== Your objective ==
Return all the data, word for word.

== Dataset records ==
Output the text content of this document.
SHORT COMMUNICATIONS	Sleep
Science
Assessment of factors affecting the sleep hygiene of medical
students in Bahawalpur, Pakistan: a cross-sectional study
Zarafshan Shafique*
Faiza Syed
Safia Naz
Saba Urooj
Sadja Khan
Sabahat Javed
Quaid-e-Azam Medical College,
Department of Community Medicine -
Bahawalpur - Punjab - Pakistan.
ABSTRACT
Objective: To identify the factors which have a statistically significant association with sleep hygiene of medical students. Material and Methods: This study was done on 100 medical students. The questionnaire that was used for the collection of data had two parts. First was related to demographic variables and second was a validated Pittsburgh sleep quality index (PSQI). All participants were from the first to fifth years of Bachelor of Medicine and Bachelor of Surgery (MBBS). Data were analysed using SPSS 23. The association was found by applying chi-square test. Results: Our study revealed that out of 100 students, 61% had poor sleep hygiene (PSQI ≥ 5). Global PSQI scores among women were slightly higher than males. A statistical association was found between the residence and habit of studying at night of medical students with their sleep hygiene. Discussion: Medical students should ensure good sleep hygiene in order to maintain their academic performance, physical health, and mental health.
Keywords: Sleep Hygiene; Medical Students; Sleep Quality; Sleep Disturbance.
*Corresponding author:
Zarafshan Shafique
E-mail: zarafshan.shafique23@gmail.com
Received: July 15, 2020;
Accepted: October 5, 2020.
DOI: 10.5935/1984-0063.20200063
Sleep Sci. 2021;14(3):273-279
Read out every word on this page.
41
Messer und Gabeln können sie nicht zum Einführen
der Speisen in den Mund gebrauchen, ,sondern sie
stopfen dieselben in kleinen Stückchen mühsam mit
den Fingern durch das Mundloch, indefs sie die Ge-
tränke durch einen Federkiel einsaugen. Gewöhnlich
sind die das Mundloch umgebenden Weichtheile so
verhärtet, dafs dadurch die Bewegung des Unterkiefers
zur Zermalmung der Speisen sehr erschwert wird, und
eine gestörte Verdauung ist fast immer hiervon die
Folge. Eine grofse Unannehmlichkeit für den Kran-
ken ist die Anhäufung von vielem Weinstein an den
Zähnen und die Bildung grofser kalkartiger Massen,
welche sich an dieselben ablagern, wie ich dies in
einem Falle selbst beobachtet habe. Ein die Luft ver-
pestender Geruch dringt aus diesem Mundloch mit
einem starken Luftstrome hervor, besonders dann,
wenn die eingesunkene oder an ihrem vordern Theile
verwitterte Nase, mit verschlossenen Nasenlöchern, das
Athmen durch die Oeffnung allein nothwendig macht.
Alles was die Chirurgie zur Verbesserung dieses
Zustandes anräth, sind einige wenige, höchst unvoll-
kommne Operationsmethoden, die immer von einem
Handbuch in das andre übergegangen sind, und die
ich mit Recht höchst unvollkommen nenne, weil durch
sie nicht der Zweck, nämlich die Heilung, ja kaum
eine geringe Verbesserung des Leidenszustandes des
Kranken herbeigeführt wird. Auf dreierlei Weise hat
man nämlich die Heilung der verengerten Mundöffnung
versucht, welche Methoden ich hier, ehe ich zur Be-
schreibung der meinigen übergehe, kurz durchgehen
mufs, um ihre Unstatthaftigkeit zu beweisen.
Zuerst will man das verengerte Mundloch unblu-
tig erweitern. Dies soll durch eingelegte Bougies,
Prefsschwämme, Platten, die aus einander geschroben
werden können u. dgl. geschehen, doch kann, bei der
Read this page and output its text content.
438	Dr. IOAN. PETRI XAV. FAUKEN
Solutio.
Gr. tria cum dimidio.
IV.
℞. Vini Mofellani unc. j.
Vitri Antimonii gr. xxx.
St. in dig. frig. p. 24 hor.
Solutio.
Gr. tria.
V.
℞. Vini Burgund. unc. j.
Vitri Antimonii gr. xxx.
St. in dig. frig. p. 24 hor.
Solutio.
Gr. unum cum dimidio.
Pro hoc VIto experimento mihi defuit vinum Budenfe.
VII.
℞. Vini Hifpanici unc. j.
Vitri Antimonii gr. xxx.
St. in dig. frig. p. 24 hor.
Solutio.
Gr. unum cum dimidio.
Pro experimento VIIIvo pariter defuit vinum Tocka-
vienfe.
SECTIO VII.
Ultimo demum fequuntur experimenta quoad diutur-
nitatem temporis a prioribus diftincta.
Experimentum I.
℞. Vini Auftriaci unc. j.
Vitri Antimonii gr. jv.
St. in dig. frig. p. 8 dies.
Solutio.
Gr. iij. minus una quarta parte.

== Task result ==
Output the text content of this document.
SHORT COMMUNICATIONS	Sleep
Science
Assessment of factors affecting the sleep hygiene of medical
students in Bahawalpur, Pakistan: a cross-sectional study
Zarafshan Shafique*
Faiza Syed
Safia Naz
Saba Urooj
Sadja Khan
Sabahat Javed
Quaid-e-Azam Medical College,
Department of Community Medicine -
Bahawalpur - Punjab - Pakistan.
ABSTRACT
Objective: To identify the factors which have a statistically significant association with sleep hygiene of medical students. Material and Methods: This study was done on 100 medical students. The questionnaire that was used for the collection of data had two parts. First was related to demographic variables and second was a validated Pittsburgh sleep quality index (PSQI). All participants were from the first to fifth years of Bachelor of Medicine and Bachelor of Surgery (MBBS). Data were analysed using SPSS 23. The association was found by applying chi-square test. Results: Our study revealed that out of 100 students, 61% had poor sleep hygiene (PSQI ≥ 5). Global PSQI scores among women were slightly higher than males. A statistical association was found between the residence and habit of studying at night of medical students with their sleep hygiene. Discussion: Medical students should ensure good sleep hygiene in order to maintain their academic performance, physical health, and mental health.
Keywords: Sleep Hygiene; Medical Students; Sleep Quality; Sleep Disturbance.
*Corresponding author:
Zarafshan Shafique
E-mail: zarafshan.shafique23@gmail.com
Received: July 15, 2020;
Accepted: October 5, 2020.
DOI: 10.5935/1984-0063.20200063
Sleep Sci. 2021;14(3):273-279
Read out every word on this page.
41
Messer und Gabeln können sie nicht zum Einführen
der Speisen in den Mund gebrauchen, ,sondern sie
stopfen dieselben in kleinen Stückchen mühsam mit
den Fingern durch das Mundloch, indefs sie die Ge-
tränke durch einen Federkiel einsaugen. Gewöhnlich
sind die das Mundloch umgebenden Weichtheile so
verhärtet, dafs dadurch die Bewegung des Unterkiefers
zur Zermalmung der Speisen sehr erschwert wird, und
eine gestörte Verdauung ist fast immer hiervon die
Folge. Eine grofse Unannehmlichkeit für den Kran-
ken ist die Anhäufung von vielem Weinstein an den
Zähnen und die Bildung grofser kalkartiger Massen,
welche sich an dieselben ablagern, wie ich dies in
einem Falle selbst beobachtet habe. Ein die Luft ver-
pestender Geruch dringt aus diesem Mundloch mit
einem starken Luftstrome hervor, besonders dann,
wenn die eingesunkene oder an ihrem vordern Theile
verwitterte Nase, mit verschlossenen Nasenlöchern, das
Athmen durch die Oeffnung allein nothwendig macht.
Alles was die Chirurgie zur Verbesserung dieses
Zustandes anräth, sind einige wenige, höchst unvoll-
kommne Operationsmethoden, die immer von einem
Handbuch in das andre übergegangen sind, und die
ich mit Recht höchst unvollkommen nenne, weil durch
sie nicht der Zweck, nämlich die Heilung, ja kaum
eine geringe Verbesserung des Leidenszustandes des
Kranken herbeigeführt wird. Auf dreierlei Weise hat
man nämlich die Heilung der verengerten Mundöffnung
versucht, welche Methoden ich hier, ehe ich zur Be-
schreibung der meinigen übergehe, kurz durchgehen
mufs, um ihre Unstatthaftigkeit zu beweisen.
Zuerst will man das verengerte Mundloch unblu-
tig erweitern. Dies soll durch eingelegte Bougies,
Prefsschwämme, Platten, die aus einander geschroben
werden können u. dgl. geschehen, doch kann, bei der
Read this page and output its text content.
438	Dr. IOAN. PETRI XAV. FAUKEN
Solutio.
Gr. tria cum dimidio.
IV.
℞. Vini Mofellani unc. j.
Vitri Antimonii gr. xxx.
St. in dig. frig. p. 24 hor.
Solutio.
Gr. tria.
V.
℞. Vini Burgund. unc. j.
Vitri Antimonii gr. xxx.
St. in dig. frig. p. 24 hor.
Solutio.
Gr. unum cum dimidio.
Pro hoc VIto experimento mihi defuit vinum Budenfe.
VII.
℞. Vini Hifpanici unc. j.
Vitri Antimonii gr. xxx.
St. in dig. frig. p. 24 hor.
Solutio.
Gr. unum cum dimidio.
Pro experimento VIIIvo pariter defuit vinum Tocka-
vienfe.
SECTIO VII.
Ultimo demum fequuntur experimenta quoad diutur-
nitatem temporis a prioribus diftincta.
Experimentum I.
℞. Vini Auftriaci unc. j.
Vitri Antimonii gr. jv.
St. in dig. frig. p. 8 dies.
Solutio.
Gr. iij. minus una quarta parte.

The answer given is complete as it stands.